=== RECORD EXCERPTS ===
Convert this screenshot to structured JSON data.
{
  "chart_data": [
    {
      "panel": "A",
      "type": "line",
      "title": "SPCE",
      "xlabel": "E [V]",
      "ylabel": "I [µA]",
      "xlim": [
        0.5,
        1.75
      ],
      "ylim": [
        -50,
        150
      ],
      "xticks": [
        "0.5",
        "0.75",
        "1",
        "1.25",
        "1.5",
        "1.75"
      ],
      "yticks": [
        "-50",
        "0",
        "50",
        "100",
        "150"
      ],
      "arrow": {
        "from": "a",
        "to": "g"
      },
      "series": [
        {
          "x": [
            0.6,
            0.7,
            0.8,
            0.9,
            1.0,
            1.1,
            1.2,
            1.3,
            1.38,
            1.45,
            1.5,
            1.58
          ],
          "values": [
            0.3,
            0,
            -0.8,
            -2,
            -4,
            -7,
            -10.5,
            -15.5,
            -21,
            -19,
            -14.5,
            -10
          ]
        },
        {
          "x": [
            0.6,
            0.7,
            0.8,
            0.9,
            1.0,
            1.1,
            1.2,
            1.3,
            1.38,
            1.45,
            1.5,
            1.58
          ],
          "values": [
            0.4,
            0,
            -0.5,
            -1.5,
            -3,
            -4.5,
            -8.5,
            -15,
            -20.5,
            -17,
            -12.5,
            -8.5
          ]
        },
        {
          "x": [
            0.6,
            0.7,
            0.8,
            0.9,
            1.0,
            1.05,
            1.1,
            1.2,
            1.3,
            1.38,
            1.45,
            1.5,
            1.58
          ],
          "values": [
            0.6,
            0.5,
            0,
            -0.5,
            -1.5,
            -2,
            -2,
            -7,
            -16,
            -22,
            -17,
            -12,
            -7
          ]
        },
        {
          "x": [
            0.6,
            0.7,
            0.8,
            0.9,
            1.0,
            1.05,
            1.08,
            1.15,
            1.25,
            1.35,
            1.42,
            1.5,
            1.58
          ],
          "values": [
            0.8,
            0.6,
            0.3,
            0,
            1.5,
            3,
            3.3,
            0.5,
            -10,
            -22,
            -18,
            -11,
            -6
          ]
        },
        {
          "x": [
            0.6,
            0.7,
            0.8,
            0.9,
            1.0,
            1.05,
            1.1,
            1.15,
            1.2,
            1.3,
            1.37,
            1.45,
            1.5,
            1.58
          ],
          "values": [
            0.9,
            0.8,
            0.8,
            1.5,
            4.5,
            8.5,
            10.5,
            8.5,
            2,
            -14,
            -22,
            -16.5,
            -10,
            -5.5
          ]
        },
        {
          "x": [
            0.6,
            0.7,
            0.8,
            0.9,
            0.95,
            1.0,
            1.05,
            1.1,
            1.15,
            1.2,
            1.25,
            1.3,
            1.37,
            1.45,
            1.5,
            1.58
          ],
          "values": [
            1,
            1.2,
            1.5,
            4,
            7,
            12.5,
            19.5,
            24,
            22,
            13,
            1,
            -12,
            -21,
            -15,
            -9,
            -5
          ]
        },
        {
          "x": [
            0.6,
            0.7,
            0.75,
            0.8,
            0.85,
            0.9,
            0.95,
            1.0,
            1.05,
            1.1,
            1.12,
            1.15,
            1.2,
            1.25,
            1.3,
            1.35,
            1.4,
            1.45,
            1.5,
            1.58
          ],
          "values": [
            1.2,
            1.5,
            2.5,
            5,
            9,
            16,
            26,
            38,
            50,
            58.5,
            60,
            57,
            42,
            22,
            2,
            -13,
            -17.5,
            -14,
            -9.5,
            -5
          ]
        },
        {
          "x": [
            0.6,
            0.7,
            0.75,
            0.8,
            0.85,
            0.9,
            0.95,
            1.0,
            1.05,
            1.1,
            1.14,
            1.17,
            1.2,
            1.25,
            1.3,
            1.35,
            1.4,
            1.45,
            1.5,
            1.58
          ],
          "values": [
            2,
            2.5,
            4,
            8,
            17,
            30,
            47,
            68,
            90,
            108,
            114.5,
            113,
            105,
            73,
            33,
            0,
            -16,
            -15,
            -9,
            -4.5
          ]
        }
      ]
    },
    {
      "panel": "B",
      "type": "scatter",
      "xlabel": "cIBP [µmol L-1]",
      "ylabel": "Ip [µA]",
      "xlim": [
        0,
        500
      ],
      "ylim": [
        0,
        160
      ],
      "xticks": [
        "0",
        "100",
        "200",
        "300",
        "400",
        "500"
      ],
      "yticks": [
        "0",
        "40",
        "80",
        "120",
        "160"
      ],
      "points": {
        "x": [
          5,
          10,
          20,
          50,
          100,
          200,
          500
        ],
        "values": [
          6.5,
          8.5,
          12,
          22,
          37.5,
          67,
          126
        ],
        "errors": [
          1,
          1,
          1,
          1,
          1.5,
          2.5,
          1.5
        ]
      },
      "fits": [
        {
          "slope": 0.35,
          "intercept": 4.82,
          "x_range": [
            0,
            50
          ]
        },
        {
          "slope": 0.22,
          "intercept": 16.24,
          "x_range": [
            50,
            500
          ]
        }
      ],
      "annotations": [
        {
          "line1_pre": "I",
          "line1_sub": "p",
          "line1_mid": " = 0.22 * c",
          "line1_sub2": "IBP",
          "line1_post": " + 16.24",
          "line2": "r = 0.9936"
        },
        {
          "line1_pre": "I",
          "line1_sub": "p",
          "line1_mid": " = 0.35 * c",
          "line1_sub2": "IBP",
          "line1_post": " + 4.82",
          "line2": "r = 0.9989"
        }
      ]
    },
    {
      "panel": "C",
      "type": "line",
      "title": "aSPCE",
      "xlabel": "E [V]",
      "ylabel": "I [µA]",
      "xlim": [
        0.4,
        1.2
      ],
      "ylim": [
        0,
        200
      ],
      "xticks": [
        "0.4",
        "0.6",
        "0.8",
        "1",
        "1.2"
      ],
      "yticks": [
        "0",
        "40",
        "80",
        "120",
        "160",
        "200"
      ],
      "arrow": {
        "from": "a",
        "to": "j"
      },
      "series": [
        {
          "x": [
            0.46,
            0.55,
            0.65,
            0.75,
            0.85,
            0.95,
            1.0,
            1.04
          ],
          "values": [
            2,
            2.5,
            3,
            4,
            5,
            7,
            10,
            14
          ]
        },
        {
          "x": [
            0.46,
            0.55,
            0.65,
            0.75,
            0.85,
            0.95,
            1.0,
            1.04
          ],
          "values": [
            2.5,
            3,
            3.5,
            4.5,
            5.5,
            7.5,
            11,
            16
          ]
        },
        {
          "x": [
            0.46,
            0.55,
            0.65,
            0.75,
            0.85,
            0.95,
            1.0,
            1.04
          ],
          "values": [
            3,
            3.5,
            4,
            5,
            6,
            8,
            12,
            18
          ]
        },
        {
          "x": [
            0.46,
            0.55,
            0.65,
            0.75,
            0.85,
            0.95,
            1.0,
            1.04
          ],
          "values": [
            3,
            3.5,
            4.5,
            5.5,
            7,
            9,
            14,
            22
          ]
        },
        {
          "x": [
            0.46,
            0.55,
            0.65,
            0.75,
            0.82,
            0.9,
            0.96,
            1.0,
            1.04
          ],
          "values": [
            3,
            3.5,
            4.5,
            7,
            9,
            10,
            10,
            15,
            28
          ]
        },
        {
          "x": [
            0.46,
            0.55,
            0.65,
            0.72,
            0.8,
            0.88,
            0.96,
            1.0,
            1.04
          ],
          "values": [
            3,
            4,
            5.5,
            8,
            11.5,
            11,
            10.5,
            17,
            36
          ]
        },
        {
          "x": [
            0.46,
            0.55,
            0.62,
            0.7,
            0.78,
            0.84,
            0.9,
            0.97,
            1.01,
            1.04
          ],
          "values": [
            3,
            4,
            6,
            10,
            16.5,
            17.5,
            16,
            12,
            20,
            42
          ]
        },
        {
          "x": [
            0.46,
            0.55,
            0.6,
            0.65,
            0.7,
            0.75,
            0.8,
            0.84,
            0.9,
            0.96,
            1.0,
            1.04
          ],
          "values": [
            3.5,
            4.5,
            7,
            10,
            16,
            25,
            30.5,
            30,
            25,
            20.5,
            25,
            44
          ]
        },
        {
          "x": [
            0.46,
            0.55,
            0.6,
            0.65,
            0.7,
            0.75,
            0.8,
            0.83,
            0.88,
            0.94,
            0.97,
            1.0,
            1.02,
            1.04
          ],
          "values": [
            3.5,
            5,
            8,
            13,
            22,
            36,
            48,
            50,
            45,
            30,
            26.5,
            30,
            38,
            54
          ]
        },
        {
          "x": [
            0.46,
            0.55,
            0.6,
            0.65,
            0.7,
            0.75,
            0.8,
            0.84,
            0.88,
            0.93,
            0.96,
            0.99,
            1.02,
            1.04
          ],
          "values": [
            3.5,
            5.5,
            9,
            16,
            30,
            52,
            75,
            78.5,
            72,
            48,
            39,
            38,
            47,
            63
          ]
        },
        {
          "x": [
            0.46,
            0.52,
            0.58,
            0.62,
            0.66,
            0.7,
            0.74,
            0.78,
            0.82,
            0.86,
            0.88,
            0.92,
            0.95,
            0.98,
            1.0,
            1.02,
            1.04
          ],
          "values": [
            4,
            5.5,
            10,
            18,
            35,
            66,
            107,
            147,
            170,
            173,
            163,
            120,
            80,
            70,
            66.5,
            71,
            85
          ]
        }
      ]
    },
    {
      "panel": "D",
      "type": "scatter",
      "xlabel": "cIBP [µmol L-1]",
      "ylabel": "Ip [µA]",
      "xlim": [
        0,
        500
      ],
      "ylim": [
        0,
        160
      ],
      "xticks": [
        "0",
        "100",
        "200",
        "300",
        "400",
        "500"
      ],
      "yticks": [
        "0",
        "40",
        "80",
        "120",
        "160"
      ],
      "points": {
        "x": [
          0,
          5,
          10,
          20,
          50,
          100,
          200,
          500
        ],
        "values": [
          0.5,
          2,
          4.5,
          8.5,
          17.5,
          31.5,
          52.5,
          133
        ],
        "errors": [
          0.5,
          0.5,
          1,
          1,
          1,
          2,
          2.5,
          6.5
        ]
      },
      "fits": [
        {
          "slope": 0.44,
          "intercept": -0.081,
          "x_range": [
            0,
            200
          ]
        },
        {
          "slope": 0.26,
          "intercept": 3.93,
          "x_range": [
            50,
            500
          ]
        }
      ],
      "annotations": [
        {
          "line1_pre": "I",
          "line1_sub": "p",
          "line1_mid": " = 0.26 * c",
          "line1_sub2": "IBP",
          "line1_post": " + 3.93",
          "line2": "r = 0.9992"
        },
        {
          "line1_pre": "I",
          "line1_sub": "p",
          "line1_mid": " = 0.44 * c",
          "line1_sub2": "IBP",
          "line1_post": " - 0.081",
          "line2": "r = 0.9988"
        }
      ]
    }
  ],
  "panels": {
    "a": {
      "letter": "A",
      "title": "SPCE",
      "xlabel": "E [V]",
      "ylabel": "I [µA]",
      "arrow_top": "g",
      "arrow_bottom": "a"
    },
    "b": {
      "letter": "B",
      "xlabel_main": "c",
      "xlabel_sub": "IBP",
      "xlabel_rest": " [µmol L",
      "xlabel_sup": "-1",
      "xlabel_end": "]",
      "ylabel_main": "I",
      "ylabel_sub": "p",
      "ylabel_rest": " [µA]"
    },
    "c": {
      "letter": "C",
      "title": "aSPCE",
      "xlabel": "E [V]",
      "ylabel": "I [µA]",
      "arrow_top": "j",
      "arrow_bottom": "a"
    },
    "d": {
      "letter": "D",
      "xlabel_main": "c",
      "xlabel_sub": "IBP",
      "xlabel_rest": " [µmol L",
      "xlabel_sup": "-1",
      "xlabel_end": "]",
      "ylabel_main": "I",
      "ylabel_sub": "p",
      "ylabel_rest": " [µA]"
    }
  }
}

=== EXERCISE PROMPT ===
Working from the listing above, pick out every line that has "intercept" and copy it.

=== CORRECT RESULT ===
          "intercept": 4.82,
          "intercept": 16.24,
          "intercept": -0.081,
          "intercept": 3.93,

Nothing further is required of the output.